Data for this exercise >>
-.-.-

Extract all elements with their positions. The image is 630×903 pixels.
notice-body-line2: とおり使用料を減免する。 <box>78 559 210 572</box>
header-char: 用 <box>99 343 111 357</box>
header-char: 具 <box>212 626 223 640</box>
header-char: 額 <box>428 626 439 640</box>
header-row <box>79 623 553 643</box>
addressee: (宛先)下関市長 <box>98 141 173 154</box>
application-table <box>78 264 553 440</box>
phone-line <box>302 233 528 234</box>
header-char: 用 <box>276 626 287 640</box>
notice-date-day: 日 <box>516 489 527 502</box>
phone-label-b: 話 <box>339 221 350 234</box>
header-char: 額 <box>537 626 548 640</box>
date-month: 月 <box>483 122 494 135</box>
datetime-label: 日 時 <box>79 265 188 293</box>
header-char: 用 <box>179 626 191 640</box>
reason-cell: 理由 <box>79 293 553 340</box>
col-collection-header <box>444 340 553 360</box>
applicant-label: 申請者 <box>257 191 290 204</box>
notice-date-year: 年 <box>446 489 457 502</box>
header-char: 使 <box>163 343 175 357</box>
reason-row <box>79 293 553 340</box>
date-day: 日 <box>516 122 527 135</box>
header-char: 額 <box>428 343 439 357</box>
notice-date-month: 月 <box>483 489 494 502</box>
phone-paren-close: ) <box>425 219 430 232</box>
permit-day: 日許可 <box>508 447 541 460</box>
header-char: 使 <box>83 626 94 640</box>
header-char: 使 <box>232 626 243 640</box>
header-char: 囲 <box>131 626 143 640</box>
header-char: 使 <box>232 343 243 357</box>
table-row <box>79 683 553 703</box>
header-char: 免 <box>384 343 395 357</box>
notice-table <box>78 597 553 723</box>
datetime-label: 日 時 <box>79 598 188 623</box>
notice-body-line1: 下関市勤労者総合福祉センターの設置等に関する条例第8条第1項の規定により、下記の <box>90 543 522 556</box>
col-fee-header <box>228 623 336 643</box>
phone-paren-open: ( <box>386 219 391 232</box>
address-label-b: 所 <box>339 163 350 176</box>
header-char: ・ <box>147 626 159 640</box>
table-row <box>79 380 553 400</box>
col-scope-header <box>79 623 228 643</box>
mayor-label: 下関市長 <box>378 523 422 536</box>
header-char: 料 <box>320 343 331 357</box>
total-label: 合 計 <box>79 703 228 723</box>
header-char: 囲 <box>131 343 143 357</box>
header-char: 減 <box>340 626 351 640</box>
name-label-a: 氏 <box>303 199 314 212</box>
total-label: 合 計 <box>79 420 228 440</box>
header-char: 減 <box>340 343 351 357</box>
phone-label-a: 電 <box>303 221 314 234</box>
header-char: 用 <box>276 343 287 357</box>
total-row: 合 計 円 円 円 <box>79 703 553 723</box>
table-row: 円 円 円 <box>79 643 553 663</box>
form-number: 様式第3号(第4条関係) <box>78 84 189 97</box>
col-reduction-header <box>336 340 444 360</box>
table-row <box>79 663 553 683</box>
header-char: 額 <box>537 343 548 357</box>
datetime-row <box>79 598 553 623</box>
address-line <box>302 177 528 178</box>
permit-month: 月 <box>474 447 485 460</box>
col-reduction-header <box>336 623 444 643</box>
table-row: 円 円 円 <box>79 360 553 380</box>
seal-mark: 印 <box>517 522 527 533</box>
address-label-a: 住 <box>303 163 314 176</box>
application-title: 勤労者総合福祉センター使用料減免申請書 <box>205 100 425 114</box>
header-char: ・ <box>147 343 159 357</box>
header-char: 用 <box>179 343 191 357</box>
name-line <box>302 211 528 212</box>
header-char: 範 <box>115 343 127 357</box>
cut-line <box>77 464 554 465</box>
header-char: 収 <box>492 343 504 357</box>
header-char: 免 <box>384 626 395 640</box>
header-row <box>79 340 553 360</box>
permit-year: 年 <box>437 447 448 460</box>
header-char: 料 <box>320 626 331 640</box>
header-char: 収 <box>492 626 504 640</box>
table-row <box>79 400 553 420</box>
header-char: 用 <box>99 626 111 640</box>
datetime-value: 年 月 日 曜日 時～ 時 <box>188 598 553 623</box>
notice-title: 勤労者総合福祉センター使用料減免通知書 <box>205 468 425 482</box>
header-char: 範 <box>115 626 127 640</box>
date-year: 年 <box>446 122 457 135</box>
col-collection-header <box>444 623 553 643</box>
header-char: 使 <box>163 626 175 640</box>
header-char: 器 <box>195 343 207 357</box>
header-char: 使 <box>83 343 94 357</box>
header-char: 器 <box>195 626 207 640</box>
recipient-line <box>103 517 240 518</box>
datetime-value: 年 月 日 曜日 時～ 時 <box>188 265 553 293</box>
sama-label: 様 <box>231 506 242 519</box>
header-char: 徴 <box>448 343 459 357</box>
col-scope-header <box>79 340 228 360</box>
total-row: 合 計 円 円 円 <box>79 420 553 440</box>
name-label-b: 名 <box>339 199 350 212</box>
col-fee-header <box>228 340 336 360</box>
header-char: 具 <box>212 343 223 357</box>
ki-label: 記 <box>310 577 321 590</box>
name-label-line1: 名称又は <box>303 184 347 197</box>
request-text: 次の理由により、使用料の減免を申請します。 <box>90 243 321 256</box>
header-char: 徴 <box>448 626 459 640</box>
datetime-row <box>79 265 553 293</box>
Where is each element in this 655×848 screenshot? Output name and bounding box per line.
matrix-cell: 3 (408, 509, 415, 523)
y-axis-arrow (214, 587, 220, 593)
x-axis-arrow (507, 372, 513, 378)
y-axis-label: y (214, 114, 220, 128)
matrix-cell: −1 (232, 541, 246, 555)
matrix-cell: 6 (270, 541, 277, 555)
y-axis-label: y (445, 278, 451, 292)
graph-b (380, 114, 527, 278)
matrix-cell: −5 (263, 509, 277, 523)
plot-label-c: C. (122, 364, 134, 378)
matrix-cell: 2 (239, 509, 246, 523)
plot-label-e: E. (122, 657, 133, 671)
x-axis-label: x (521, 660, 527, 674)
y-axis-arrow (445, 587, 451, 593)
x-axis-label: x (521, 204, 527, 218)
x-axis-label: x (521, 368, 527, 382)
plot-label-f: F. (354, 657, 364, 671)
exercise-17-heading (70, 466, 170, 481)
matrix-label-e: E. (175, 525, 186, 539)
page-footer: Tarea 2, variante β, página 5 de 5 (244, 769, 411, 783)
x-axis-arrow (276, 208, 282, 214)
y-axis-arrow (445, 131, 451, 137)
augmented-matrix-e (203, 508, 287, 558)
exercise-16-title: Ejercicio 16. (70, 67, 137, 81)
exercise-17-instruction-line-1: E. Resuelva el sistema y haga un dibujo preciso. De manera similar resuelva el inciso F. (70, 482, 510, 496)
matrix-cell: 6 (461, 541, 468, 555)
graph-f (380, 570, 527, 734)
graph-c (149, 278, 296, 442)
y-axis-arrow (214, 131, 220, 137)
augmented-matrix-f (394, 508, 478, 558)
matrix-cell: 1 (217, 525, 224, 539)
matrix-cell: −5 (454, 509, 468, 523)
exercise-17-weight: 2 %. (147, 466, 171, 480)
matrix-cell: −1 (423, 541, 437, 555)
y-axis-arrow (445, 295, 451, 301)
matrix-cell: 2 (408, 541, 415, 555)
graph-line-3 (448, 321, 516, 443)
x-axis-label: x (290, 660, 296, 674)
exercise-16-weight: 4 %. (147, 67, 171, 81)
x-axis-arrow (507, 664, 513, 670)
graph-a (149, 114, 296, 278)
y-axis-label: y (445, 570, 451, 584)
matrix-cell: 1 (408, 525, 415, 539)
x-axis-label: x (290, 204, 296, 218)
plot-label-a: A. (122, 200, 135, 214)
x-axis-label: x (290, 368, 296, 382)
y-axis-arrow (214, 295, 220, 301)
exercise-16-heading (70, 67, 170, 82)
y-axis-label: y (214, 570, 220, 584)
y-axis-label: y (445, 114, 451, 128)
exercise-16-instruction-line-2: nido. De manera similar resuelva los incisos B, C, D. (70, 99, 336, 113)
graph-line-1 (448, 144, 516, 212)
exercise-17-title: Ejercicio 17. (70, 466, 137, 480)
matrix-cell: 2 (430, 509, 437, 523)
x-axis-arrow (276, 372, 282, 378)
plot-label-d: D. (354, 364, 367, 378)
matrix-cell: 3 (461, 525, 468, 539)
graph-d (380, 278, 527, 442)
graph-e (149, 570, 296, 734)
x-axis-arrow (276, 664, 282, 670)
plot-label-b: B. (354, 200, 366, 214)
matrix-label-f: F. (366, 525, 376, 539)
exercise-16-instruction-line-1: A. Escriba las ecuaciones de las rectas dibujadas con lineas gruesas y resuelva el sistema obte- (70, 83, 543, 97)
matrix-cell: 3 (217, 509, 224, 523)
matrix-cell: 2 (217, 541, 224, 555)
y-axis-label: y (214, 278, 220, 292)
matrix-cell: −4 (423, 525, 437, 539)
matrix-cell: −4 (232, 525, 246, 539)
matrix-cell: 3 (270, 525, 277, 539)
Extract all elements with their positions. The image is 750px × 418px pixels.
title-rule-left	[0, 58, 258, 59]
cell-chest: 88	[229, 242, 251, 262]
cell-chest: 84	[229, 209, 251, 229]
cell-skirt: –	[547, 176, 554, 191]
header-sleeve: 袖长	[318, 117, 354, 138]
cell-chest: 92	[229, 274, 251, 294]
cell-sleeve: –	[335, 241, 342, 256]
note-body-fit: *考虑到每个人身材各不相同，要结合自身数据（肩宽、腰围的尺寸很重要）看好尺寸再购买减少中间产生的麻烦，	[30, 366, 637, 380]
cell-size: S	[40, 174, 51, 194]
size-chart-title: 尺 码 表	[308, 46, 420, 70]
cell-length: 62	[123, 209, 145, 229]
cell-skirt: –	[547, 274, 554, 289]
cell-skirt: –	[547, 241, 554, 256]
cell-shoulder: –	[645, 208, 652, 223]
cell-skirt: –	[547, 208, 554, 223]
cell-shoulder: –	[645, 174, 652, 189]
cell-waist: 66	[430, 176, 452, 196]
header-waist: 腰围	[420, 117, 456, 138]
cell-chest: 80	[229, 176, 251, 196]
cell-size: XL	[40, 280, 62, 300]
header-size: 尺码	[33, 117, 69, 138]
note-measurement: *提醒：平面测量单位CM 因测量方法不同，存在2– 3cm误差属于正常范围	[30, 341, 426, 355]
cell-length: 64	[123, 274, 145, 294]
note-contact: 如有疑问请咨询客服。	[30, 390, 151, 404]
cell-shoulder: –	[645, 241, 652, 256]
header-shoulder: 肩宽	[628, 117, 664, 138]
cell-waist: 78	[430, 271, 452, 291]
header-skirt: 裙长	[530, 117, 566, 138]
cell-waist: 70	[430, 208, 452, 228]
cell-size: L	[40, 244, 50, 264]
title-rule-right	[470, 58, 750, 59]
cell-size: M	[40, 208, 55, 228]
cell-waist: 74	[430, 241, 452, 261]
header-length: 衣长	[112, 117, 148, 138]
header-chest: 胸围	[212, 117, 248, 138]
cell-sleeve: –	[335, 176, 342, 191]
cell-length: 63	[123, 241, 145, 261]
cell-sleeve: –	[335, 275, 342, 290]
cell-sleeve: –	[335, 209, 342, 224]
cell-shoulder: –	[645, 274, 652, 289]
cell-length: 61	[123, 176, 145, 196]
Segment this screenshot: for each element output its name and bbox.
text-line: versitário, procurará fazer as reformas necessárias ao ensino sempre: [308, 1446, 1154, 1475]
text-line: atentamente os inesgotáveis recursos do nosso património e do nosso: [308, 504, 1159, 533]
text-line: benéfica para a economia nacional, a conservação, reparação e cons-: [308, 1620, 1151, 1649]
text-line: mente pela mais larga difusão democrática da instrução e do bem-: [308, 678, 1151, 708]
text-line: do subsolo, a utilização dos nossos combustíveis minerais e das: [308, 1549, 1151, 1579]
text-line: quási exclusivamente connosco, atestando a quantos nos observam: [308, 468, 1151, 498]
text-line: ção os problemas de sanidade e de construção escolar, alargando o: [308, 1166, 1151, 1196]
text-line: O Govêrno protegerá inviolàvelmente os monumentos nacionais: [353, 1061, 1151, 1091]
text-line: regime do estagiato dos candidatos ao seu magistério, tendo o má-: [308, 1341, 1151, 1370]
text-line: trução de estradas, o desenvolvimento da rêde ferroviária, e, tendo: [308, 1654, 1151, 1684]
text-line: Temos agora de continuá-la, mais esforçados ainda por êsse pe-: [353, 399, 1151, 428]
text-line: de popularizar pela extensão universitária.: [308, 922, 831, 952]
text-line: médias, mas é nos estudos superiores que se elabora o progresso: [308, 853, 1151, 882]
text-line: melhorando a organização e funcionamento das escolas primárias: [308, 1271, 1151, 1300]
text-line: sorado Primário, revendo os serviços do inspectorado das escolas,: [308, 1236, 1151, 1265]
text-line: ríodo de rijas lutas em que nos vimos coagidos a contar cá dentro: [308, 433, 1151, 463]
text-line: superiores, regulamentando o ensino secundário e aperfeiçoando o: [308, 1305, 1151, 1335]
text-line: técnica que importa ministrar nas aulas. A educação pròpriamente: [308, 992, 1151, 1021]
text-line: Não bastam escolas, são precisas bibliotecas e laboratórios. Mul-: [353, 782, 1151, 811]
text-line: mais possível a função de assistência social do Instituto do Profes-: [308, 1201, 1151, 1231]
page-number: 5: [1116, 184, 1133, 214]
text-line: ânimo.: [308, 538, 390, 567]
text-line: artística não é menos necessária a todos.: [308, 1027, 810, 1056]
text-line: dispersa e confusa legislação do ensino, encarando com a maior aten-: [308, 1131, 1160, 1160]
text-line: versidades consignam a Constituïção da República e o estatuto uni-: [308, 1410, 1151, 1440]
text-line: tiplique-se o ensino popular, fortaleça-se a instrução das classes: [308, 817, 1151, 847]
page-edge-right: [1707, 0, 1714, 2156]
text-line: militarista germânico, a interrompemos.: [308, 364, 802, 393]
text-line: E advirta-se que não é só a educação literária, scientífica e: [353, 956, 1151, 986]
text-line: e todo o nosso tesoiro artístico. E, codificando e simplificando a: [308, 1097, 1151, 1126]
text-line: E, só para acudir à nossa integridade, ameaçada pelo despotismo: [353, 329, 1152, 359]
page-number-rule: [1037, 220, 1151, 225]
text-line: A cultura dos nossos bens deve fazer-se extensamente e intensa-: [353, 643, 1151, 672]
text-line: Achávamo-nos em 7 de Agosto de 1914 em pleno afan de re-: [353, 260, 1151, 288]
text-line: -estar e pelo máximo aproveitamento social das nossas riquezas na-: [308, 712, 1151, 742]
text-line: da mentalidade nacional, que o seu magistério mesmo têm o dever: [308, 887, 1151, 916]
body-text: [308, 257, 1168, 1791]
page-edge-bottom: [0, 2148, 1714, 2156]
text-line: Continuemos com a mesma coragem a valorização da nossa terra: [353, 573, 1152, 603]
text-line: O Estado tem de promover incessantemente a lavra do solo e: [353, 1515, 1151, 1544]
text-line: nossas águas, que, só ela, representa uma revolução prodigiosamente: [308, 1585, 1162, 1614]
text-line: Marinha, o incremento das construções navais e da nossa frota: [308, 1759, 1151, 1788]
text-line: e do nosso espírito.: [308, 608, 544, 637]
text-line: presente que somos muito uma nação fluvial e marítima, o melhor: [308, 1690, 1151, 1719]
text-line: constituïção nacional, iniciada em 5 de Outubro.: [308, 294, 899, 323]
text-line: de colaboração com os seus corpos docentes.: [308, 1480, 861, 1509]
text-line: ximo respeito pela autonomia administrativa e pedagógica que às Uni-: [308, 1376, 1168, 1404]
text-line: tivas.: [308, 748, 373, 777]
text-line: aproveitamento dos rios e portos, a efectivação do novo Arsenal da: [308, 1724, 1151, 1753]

-.-.-

Task brief >> Render as a JSON list of strings the lines of the items starting at the beginning of the items and ending at the line that contains "header-row <box>79 623 553 643</box>", both ends included, one string per line and blank lines omitted.

Full response >>
[
  "Extract all elements with their positions. The image is 630×903 pixels.",
  "notice-body-line2: とおり使用料を減免する。 <box>78 559 210 572</box>",
  "header-char: 用 <box>99 343 111 357</box>",
  "header-char: 具 <box>212 626 223 640</box>",
  "header-char: 額 <box>428 626 439 640</box>",
  "header-row <box>79 623 553 643</box>"
]